Start

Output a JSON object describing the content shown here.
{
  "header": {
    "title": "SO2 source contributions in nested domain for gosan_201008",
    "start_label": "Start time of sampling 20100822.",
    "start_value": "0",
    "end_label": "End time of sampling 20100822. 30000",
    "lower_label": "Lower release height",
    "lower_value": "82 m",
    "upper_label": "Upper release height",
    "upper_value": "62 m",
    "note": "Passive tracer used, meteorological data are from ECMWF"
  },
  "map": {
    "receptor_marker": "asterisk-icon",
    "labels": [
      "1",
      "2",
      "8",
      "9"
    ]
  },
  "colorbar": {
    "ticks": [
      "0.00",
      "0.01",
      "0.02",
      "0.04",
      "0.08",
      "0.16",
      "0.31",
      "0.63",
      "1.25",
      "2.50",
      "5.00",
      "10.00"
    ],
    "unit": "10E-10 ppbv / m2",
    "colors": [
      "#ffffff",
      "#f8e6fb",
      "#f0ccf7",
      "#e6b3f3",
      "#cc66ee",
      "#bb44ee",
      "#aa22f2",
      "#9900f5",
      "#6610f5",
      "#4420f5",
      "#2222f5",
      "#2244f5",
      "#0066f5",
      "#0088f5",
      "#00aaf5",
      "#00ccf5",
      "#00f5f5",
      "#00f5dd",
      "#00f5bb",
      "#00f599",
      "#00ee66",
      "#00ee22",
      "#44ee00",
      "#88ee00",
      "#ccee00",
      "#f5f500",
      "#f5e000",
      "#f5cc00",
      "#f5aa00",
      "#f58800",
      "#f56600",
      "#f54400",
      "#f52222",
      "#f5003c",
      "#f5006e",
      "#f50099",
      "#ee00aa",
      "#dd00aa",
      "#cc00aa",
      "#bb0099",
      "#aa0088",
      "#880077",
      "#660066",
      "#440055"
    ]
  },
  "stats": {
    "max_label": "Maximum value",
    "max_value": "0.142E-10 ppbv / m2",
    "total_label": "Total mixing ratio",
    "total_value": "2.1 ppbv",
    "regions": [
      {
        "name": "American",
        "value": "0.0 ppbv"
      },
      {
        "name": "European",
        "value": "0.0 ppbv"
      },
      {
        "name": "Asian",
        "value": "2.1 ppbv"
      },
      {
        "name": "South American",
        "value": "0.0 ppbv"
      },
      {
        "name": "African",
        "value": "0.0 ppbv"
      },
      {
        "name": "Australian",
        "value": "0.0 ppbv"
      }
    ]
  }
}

End

Go over the data above and copy every line that has the word "height" in it.

_The reply_:
    "lower_label": "Lower release height",
    "upper_label": "Upper release height",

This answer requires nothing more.